### What you will do
Write out each line word for word. Drop pictures.
══ Input rows
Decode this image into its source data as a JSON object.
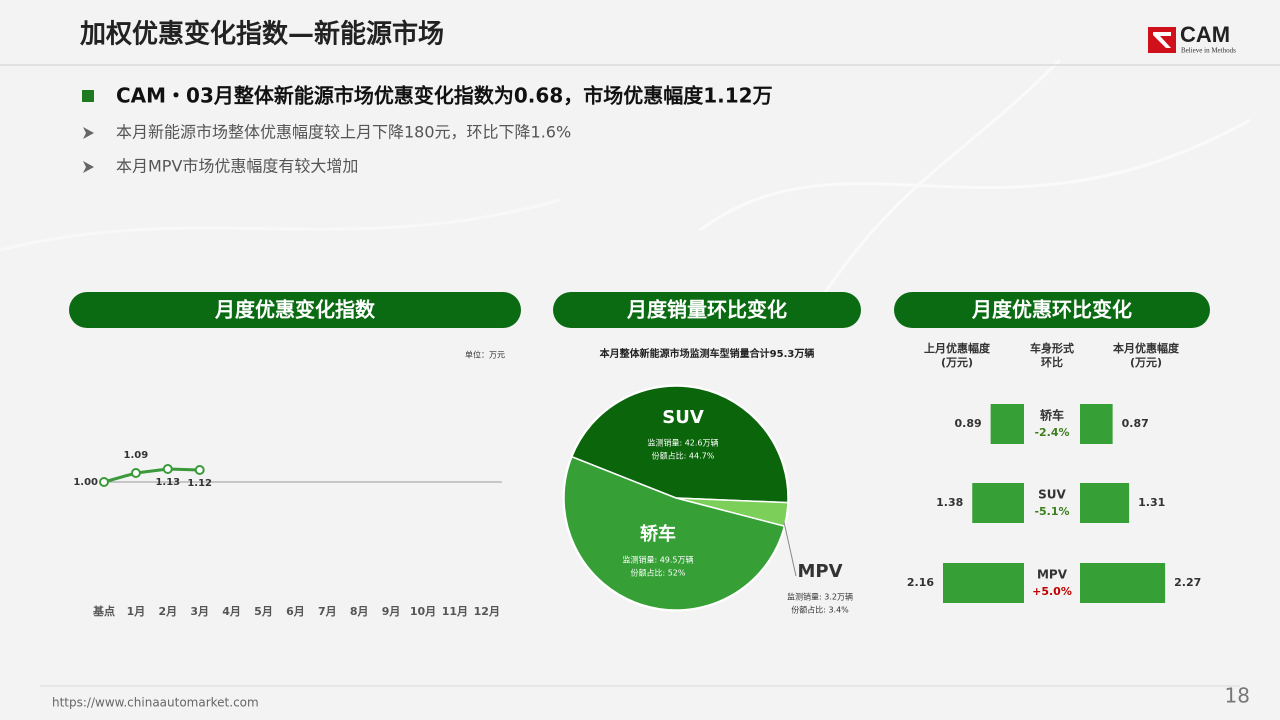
{
  "header": {
    "title": "加权优惠变化指数—新能源市场",
    "logo_text": "CAM",
    "logo_tagline": "Believe in Methods"
  },
  "headline": "CAM・03月整体新能源市场优惠变化指数为0.68，市场优惠幅度1.12万",
  "bullets": [
    "本月新能源市场整体优惠幅度较上月下降180元，环比下降1.6%",
    "本月MPV市场优惠幅度有较大增加"
  ],
  "footer": {
    "url": "https://www.chinaautomarket.com",
    "page": "18"
  },
  "chart_data": [
    {
      "type": "line",
      "title": "月度优惠变化指数",
      "unit_label": "单位：万元",
      "categories": [
        "基点",
        "1月",
        "2月",
        "3月",
        "4月",
        "5月",
        "6月",
        "7月",
        "8月",
        "9月",
        "10月",
        "11月",
        "12月"
      ],
      "values": [
        1,
        1.09,
        1.13,
        1.12,
        null,
        null,
        null,
        null,
        null,
        null,
        null,
        null,
        null
      ],
      "value_labels": [
        "1.00",
        "1.09",
        "1.13",
        "1.12",
        null,
        null,
        null,
        null,
        null,
        null,
        null,
        null,
        null
      ],
      "ylim": [
        0,
        3
      ],
      "color": "#3a9a3a"
    },
    {
      "type": "pie",
      "title": "月度销量环比变化",
      "subtitle": "本月整体新能源市场监测车型销量合计95.3万辆",
      "categories": [
        "SUV",
        "MPV",
        "轿车"
      ],
      "values": [
        44.7,
        3.4,
        52
      ],
      "value_labels": [
        "份额占比: 44.7%",
        "份额占比: 3.4%",
        "份额占比: 52%"
      ],
      "sales": [
        42.6,
        3.2,
        49.5
      ],
      "sales_labels": [
        "监测销量: 42.6万辆",
        "监测销量: 3.2万辆",
        "监测销量: 49.5万辆"
      ],
      "colors": [
        "#0b650b",
        "#7ccf58",
        "#36a036"
      ]
    },
    {
      "type": "bar",
      "title": "月度优惠环比变化",
      "categories": [
        "轿车",
        "SUV",
        "MPV"
      ],
      "series": [
        {
          "name": "上月优惠幅度",
          "unit": "(万元)",
          "color": "#36a036",
          "values": [
            0.89,
            1.38,
            2.16
          ]
        },
        {
          "name": "本月优惠幅度",
          "unit": "(万元)",
          "color": "#36a036",
          "values": [
            0.87,
            1.31,
            2.27
          ]
        }
      ],
      "change_header": [
        "车身形式",
        "环比"
      ],
      "change": [
        -2.4,
        -5.1,
        5
      ],
      "change_labels": [
        "-2.4%",
        "-5.1%",
        "+5.0%"
      ],
      "negative_color": "#3d7f1f",
      "positive_color": "#c00000",
      "xlim": [
        0,
        2.4
      ]
    }
  ]
}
════
### Result for this task
Decode this image into its source data as a JSON object.
{
  "header": {
    "title": "加权优惠变化指数—新能源市场",
    "logo_text": "CAM",
    "logo_tagline": "Believe in Methods"
  },
  "headline": "CAM・03月整体新能源市场优惠变化指数为0.68，市场优惠幅度1.12万",
  "bullets": [
    "本月新能源市场整体优惠幅度较上月下降180元，环比下降1.6%",
    "本月MPV市场优惠幅度有较大增加"
  ],
  "footer": {
    "url": "https://www.chinaautomarket.com",
    "page": "18"
  },
  "chart_data": [
    {
      "type": "line",
      "title": "月度优惠变化指数",
      "unit_label": "单位：万元",
      "categories": [
        "基点",
        "1月",
        "2月",
        "3月",
        "4月",
        "5月",
        "6月",
        "7月",
        "8月",
        "9月",
        "10月",
        "11月",
        "12月"
      ],
      "values": [
        1,
        1.09,
        1.13,
        1.12,
        null,
        null,
        null,
        null,
        null,
        null,
        null,
        null,
        null
      ],
      "value_labels": [
        "1.00",
        "1.09",
        "1.13",
        "1.12",
        null,
        null,
        null,
        null,
        null,
        null,
        null,
        null,
        null
      ],
      "ylim": [
        0,
        3
      ],
      "color": "#3a9a3a"
    },
    {
      "type": "pie",
      "title": "月度销量环比变化",
      "subtitle": "本月整体新能源市场监测车型销量合计95.3万辆",
      "categories": [
        "SUV",
        "MPV",
        "轿车"
      ],
      "values": [
        44.7,
        3.4,
        52
      ],
      "value_labels": [
        "份额占比: 44.7%",
        "份额占比: 3.4%",
        "份额占比: 52%"
      ],
      "sales": [
        42.6,
        3.2,
        49.5
      ],
      "sales_labels": [
        "监测销量: 42.6万辆",
        "监测销量: 3.2万辆",
        "监测销量: 49.5万辆"
      ],
      "colors": [
        "#0b650b",
        "#7ccf58",
        "#36a036"
      ]
    },
    {
      "type": "bar",
      "title": "月度优惠环比变化",
      "categories": [
        "轿车",
        "SUV",
        "MPV"
      ],
      "series": [
        {
          "name": "上月优惠幅度",
          "unit": "(万元)",
          "color": "#36a036",
          "values": [
            0.89,
            1.38,
            2.16
          ]
        },
        {
          "name": "本月优惠幅度",
          "unit": "(万元)",
          "color": "#36a036",
          "values": [
            0.87,
            1.31,
            2.27
          ]
        }
      ],
      "change_header": [
        "车身形式",
        "环比"
      ],
      "change": [
        -2.4,
        -5.1,
        5
      ],
      "change_labels": [
        "-2.4%",
        "-5.1%",
        "+5.0%"
      ],
      "negative_color": "#3d7f1f",
      "positive_color": "#c00000",
      "xlim": [
        0,
        2.4
      ]
    }
  ]
}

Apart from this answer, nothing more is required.